◆ Source passage ◆

· · · · ·

US consumer inflation rose 3.0 percent from a year ago in June 2023, official data showed, the lowest since March 2021
US consumer inflation rose 3% from a year ago in June 2023, official data showed, the lowest since March 2021. AFP

This week, Wall Street will get another chance to determine whether the Fed's fight against inflation is over, setting the stage for ending interest rate hikes.

The U.S. Bureau of Labor Statistics (BLS) will release the July Consumer Price (CPI) and Producer Price Index (PPI).

CPI is a narrow measure of inflation. It's the average change over time in the prices paid by urban consumers for a market basket of consumer goods and services. Thus, it's a good proxy for consumer or cost of living inflation and a critical variable in calculating the real value of household incomes and wealth.

PPI is a broad measure of inflation. It's the average change over time in the selling prices received by domestic producers for their products. As a result, it's a good proxy for inflation at the wholesale level and a good indicator of future consumer inflation, as it takes time for changes in wholesale prices to reach retail stores.

· · · · ·

(Bounding box prediction material)
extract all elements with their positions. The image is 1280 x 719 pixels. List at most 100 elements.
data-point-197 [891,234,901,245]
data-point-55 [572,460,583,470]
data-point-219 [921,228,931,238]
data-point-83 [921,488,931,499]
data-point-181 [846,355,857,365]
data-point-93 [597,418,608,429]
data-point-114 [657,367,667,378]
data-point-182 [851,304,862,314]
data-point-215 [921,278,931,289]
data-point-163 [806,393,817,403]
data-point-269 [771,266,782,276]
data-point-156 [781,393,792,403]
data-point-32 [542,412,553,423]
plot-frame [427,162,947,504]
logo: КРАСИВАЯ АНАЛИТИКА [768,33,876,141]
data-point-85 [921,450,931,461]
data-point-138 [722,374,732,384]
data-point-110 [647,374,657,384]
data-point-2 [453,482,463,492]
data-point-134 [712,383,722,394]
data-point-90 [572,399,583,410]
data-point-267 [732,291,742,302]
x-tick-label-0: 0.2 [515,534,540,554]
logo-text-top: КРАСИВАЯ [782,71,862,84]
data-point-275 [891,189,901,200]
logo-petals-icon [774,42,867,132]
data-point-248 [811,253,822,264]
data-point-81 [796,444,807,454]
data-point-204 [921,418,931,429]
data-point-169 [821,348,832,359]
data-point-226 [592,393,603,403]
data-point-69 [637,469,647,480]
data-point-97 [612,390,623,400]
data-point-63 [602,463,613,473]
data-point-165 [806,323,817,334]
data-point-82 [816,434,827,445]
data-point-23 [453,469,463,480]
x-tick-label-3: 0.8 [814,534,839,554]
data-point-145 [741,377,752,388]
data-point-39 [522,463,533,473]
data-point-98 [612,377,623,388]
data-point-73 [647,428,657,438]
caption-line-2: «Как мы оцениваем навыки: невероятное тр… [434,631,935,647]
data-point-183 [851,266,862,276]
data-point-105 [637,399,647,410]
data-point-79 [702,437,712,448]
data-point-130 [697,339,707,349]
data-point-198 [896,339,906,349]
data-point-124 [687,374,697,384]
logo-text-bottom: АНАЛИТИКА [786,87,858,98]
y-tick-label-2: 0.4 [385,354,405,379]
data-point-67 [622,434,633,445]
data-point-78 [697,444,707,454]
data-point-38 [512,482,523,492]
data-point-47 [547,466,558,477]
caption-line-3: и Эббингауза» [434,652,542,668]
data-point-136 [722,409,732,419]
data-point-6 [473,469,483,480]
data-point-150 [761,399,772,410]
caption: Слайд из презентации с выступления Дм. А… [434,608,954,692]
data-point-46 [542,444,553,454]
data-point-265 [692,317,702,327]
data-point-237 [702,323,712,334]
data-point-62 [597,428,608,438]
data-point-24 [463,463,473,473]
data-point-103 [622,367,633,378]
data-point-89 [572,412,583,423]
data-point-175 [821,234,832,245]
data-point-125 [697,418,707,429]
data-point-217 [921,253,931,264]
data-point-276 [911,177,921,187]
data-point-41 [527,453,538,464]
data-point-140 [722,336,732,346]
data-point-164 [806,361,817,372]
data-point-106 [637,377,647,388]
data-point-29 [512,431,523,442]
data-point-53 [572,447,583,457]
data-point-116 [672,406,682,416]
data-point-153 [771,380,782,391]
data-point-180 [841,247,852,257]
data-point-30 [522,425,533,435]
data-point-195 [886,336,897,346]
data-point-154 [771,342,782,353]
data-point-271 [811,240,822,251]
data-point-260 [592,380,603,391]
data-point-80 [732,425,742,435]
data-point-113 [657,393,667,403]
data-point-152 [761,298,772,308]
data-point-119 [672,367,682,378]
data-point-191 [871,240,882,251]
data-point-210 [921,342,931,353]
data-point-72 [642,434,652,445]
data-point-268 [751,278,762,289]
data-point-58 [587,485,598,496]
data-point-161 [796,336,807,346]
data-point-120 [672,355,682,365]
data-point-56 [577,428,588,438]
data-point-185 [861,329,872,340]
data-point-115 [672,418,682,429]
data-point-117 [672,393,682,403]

· · · · ·

◆ Aim of the task ◆
Please list every month named in the inflation article, with its year where one is given. This material has nothing to do with the inflation article.

◆ Result for this task ◆
June 2023, March 2021, July